Your task
Repeat the entries below exactly as they appear, with no pictures.

Working data
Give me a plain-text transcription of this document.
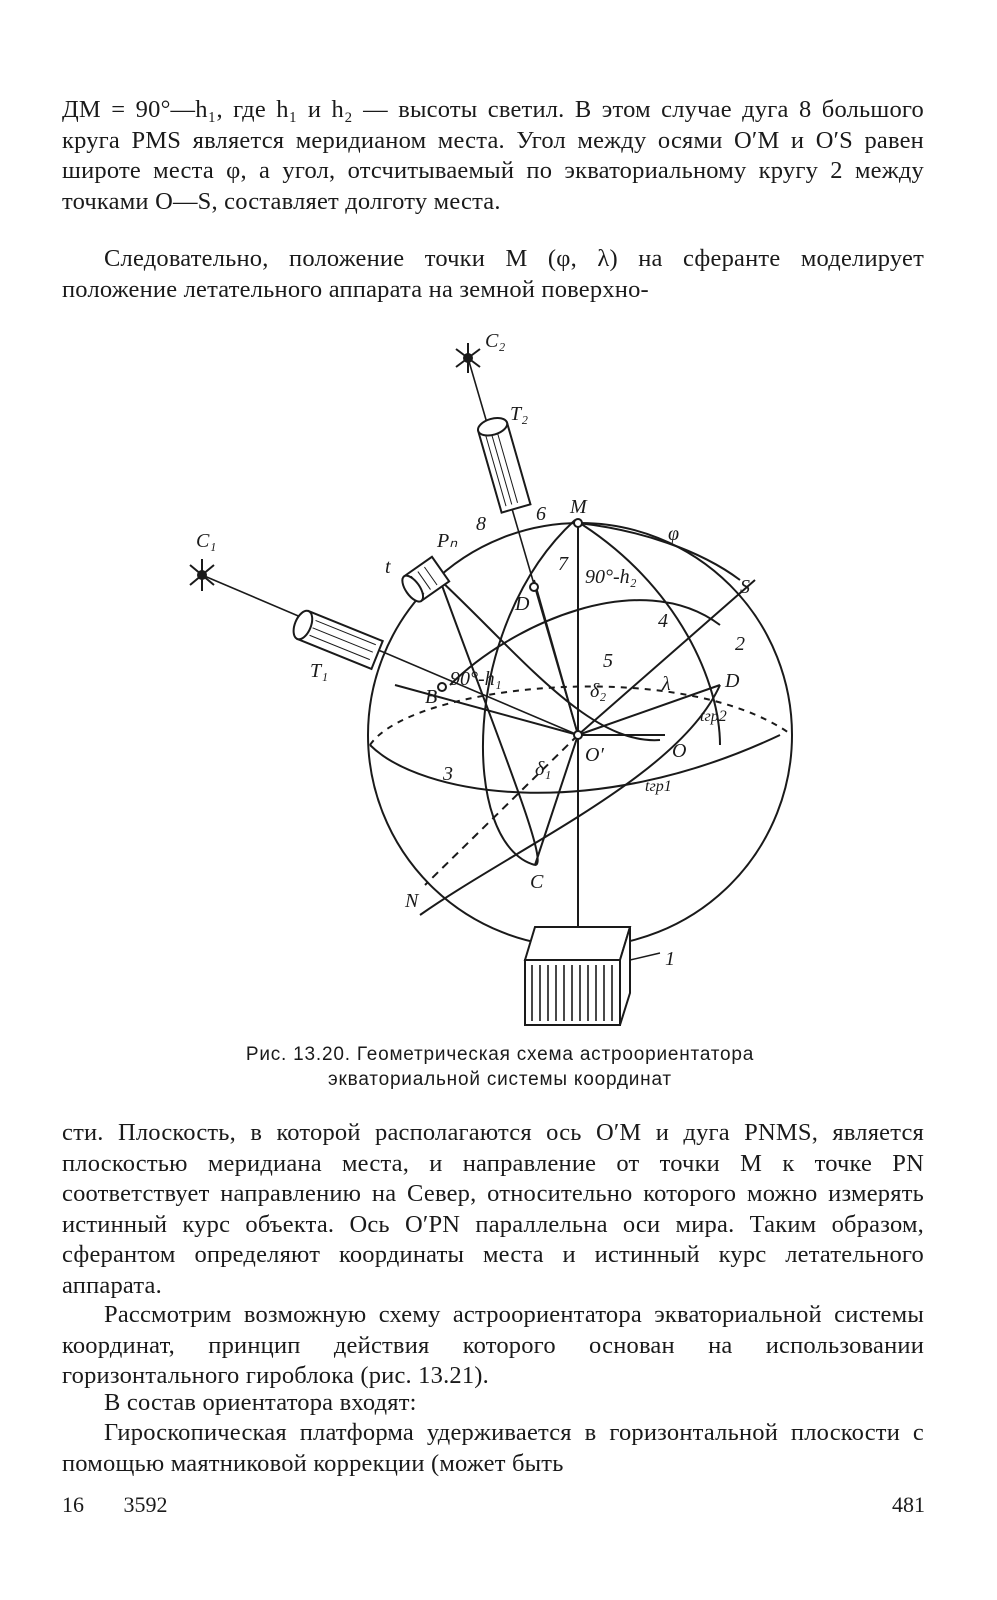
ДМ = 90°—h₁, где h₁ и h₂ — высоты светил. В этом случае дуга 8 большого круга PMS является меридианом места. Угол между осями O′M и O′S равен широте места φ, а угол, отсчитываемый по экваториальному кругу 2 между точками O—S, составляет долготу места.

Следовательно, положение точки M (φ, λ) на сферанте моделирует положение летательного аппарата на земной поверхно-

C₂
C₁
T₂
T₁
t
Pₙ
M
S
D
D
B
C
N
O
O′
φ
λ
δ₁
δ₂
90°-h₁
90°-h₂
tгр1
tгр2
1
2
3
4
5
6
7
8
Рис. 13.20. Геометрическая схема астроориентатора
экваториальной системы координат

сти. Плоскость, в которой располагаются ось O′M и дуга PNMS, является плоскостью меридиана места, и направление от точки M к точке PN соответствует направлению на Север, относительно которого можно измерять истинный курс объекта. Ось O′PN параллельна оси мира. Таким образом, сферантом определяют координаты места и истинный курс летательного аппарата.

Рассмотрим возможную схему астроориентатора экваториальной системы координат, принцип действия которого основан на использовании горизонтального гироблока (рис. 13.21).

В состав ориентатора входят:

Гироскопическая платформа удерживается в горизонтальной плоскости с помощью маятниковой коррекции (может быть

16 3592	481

Reply
Give me a plain-text transcription of this document.
ДМ = 90°—h₁, где h₁ и h₂ — высоты светил. В этом случае дуга 8 большого круга PMS является меридианом места. Угол между осями O′M и O′S равен широте места φ, а угол, отсчитываемый по экваториальному кругу 2 между точками O—S, составляет долготу места.

Следовательно, положение точки M (φ, λ) на сферанте моделирует положение летательного аппарата на земной поверхно-

C₂
C₁
T₂
T₁
t
Pₙ
M
S
D
D
B
C
N
O
O′
φ
λ
δ₁
δ₂
90°-h₁
90°-h₂
tгр1
tгр2
1
2
3
4
5
6
7
8
Рис. 13.20. Геометрическая схема астроориентатора
экваториальной системы координат

сти. Плоскость, в которой располагаются ось O′M и дуга PNMS, является плоскостью меридиана места, и направление от точки M к точке PN соответствует направлению на Север, относительно которого можно измерять истинный курс объекта. Ось O′PN параллельна оси мира. Таким образом, сферантом определяют координаты места и истинный курс летательного аппарата.

Рассмотрим возможную схему астроориентатора экваториальной системы координат, принцип действия которого основан на использовании горизонтального гироблока (рис. 13.21).

В состав ориентатора входят:

Гироскопическая платформа удерживается в горизонтальной плоскости с помощью маятниковой коррекции (может быть

16 3592	481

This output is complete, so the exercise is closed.